Stored data entries:
## START

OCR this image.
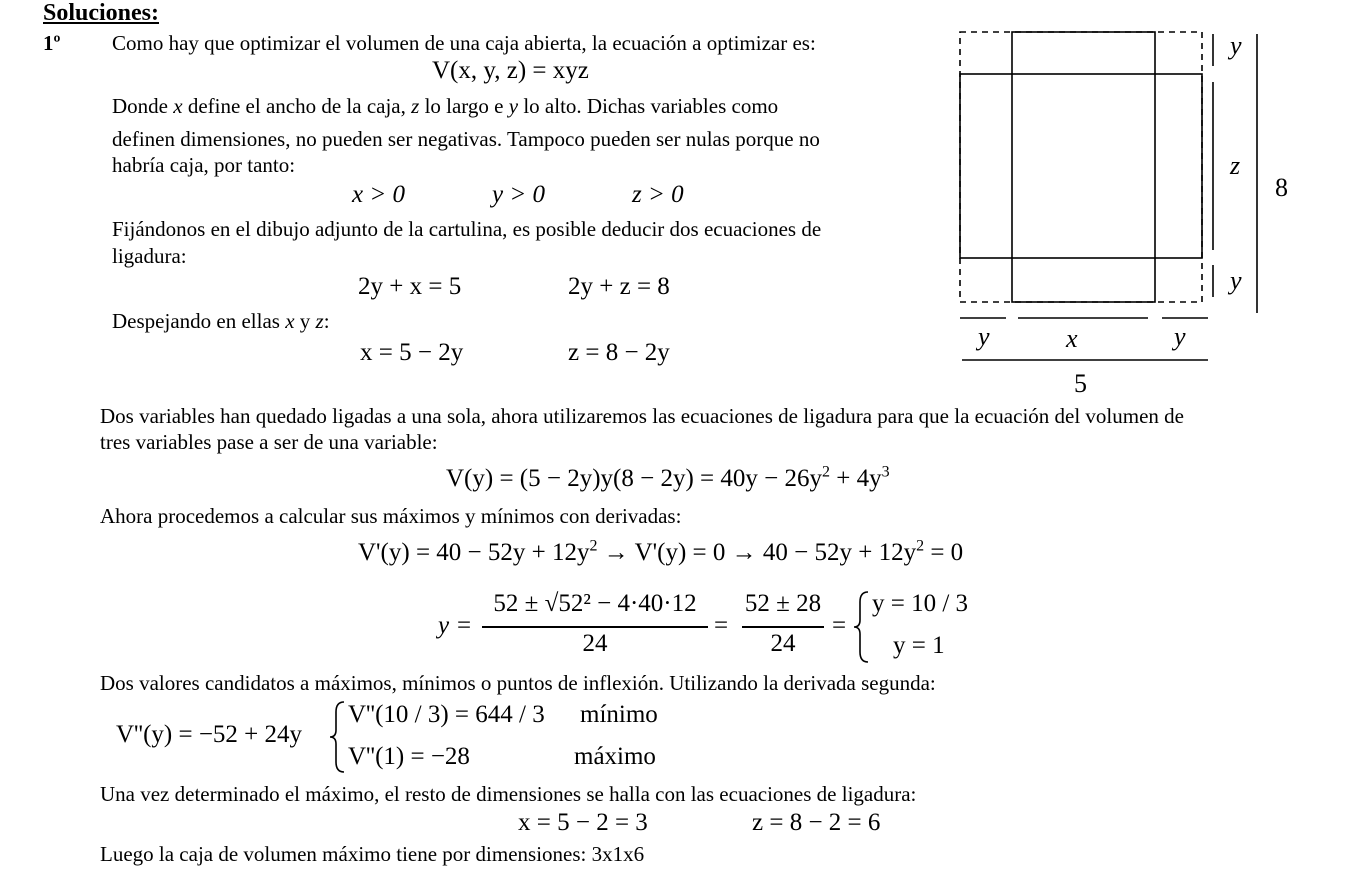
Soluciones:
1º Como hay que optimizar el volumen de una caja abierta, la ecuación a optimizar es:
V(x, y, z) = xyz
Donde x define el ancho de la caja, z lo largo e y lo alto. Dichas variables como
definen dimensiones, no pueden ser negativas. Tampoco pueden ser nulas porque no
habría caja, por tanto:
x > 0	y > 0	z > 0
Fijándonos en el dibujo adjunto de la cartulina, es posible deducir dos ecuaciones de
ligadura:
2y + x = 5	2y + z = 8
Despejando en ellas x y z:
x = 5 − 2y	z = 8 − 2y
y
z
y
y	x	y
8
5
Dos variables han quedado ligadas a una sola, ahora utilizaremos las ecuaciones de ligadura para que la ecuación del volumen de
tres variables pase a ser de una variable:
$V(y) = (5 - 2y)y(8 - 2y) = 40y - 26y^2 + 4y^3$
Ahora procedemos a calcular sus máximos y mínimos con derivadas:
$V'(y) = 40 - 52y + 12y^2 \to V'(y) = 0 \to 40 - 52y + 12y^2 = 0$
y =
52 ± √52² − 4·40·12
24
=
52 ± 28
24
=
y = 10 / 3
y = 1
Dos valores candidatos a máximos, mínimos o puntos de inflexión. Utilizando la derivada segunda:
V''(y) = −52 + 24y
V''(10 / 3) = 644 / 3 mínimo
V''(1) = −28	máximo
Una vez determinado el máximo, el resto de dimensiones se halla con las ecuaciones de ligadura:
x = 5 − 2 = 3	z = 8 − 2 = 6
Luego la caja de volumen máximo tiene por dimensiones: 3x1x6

## END

Work required: Go through the entries above and output them exactly, without pictures.

Completed exercise:
OCR this image.
Soluciones:
1º Como hay que optimizar el volumen de una caja abierta, la ecuación a optimizar es:
V(x, y, z) = xyz
Donde x define el ancho de la caja, z lo largo e y lo alto. Dichas variables como
definen dimensiones, no pueden ser negativas. Tampoco pueden ser nulas porque no
habría caja, por tanto:
x > 0	y > 0	z > 0
Fijándonos en el dibujo adjunto de la cartulina, es posible deducir dos ecuaciones de
ligadura:
2y + x = 5	2y + z = 8
Despejando en ellas x y z:
x = 5 − 2y	z = 8 − 2y
y
z
y
y	x	y
8
5
Dos variables han quedado ligadas a una sola, ahora utilizaremos las ecuaciones de ligadura para que la ecuación del volumen de
tres variables pase a ser de una variable:
$V(y) = (5 - 2y)y(8 - 2y) = 40y - 26y^2 + 4y^3$
Ahora procedemos a calcular sus máximos y mínimos con derivadas:
$V'(y) = 40 - 52y + 12y^2 \to V'(y) = 0 \to 40 - 52y + 12y^2 = 0$
y =
52 ± √52² − 4·40·12
24
=
52 ± 28
24
=
y = 10 / 3
y = 1
Dos valores candidatos a máximos, mínimos o puntos de inflexión. Utilizando la derivada segunda:
V''(y) = −52 + 24y
V''(10 / 3) = 644 / 3 mínimo
V''(1) = −28	máximo
Una vez determinado el máximo, el resto de dimensiones se halla con las ecuaciones de ligadura:
x = 5 − 2 = 3	z = 8 − 2 = 6
Luego la caja de volumen máximo tiene por dimensiones: 3x1x6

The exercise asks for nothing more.